_What is asked_: Without the pictures, copy the entries below word for word.

--- begin Input material ---

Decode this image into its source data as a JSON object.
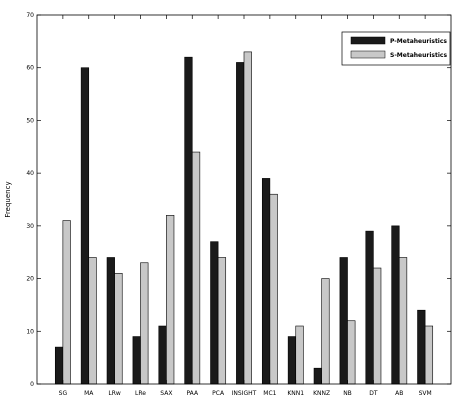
{
  "chart_data": {
    "type": "bar",
    "title": "",
    "xlabel": "",
    "ylabel": "Frequency",
    "ylim": [
      0,
      70
    ],
    "yticks": [
      0,
      10,
      20,
      30,
      40,
      50,
      60,
      70
    ],
    "grid": false,
    "legend_position": "top-right",
    "categories": [
      "SG",
      "MA",
      "LRw",
      "LRe",
      "SAX",
      "PAA",
      "PCA",
      "INSIGHT",
      "MC1",
      "KNN1",
      "KNNZ",
      "NB",
      "DT",
      "AB",
      "SVM"
    ],
    "series": [
      {
        "name": "P-Metaheuristics",
        "color": "#1a1a1a",
        "values": [
          7,
          60,
          24,
          9,
          11,
          62,
          27,
          61,
          39,
          9,
          3,
          24,
          29,
          30,
          14
        ]
      },
      {
        "name": "S-Metaheuristics",
        "color": "#c8c8c8",
        "values": [
          31,
          24,
          21,
          23,
          32,
          44,
          24,
          63,
          36,
          11,
          20,
          12,
          22,
          24,
          11
        ]
      }
    ]
  }
}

--- end Input material ---

_Problem solution_:
Decode this image into its source data as a JSON object.
{
  "chart_data": {
    "type": "bar",
    "title": "",
    "xlabel": "",
    "ylabel": "Frequency",
    "ylim": [
      0,
      70
    ],
    "yticks": [
      0,
      10,
      20,
      30,
      40,
      50,
      60,
      70
    ],
    "grid": false,
    "legend_position": "top-right",
    "categories": [
      "SG",
      "MA",
      "LRw",
      "LRe",
      "SAX",
      "PAA",
      "PCA",
      "INSIGHT",
      "MC1",
      "KNN1",
      "KNNZ",
      "NB",
      "DT",
      "AB",
      "SVM"
    ],
    "series": [
      {
        "name": "P-Metaheuristics",
        "color": "#1a1a1a",
        "values": [
          7,
          60,
          24,
          9,
          11,
          62,
          27,
          61,
          39,
          9,
          3,
          24,
          29,
          30,
          14
        ]
      },
      {
        "name": "S-Metaheuristics",
        "color": "#c8c8c8",
        "values": [
          31,
          24,
          21,
          23,
          32,
          44,
          24,
          63,
          36,
          11,
          20,
          12,
          22,
          24,
          11
        ]
      }
    ]
  }
}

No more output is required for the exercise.